[START]

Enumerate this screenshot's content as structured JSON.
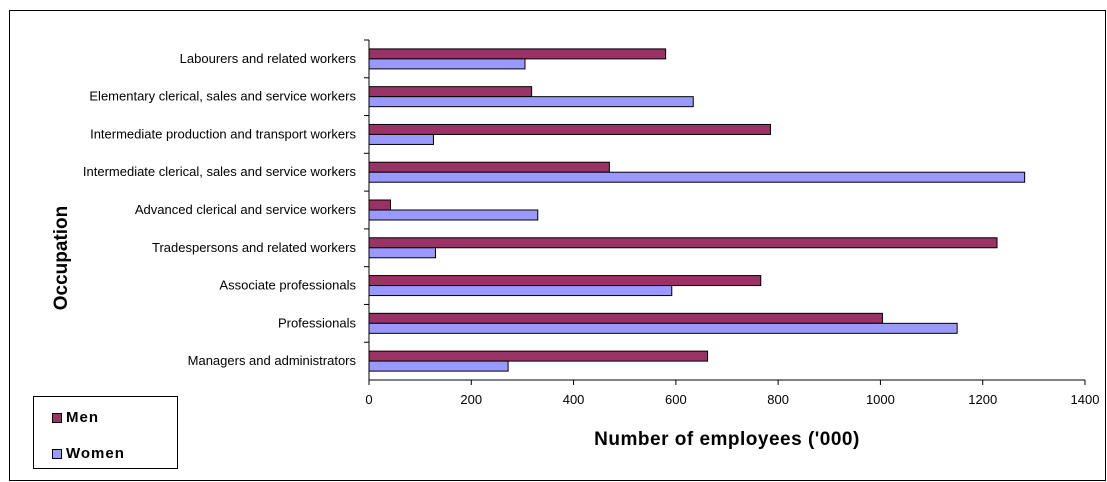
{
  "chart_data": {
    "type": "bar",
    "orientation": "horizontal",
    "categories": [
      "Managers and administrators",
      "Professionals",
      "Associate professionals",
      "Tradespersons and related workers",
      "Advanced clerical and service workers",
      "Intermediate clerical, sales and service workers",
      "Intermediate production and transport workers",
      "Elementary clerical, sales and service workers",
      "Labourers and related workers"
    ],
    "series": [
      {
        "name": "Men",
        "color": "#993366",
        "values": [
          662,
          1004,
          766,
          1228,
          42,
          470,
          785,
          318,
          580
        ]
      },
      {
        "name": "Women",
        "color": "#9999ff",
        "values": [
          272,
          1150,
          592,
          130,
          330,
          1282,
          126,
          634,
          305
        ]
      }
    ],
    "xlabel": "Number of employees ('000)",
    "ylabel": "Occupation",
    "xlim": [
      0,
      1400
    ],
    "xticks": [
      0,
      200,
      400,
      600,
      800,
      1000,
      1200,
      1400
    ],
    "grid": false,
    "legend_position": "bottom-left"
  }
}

[END]

The records above must be transcribed exactly. Pictures are left out of the copy.

__FULL OUTPUT__
Enumerate this screenshot's content as structured JSON.
{
  "chart_data": {
    "type": "bar",
    "orientation": "horizontal",
    "categories": [
      "Managers and administrators",
      "Professionals",
      "Associate professionals",
      "Tradespersons and related workers",
      "Advanced clerical and service workers",
      "Intermediate clerical, sales and service workers",
      "Intermediate production and transport workers",
      "Elementary clerical, sales and service workers",
      "Labourers and related workers"
    ],
    "series": [
      {
        "name": "Men",
        "color": "#993366",
        "values": [
          662,
          1004,
          766,
          1228,
          42,
          470,
          785,
          318,
          580
        ]
      },
      {
        "name": "Women",
        "color": "#9999ff",
        "values": [
          272,
          1150,
          592,
          130,
          330,
          1282,
          126,
          634,
          305
        ]
      }
    ],
    "xlabel": "Number of employees ('000)",
    "ylabel": "Occupation",
    "xlim": [
      0,
      1400
    ],
    "xticks": [
      0,
      200,
      400,
      600,
      800,
      1000,
      1200,
      1400
    ],
    "grid": false,
    "legend_position": "bottom-left"
  }
}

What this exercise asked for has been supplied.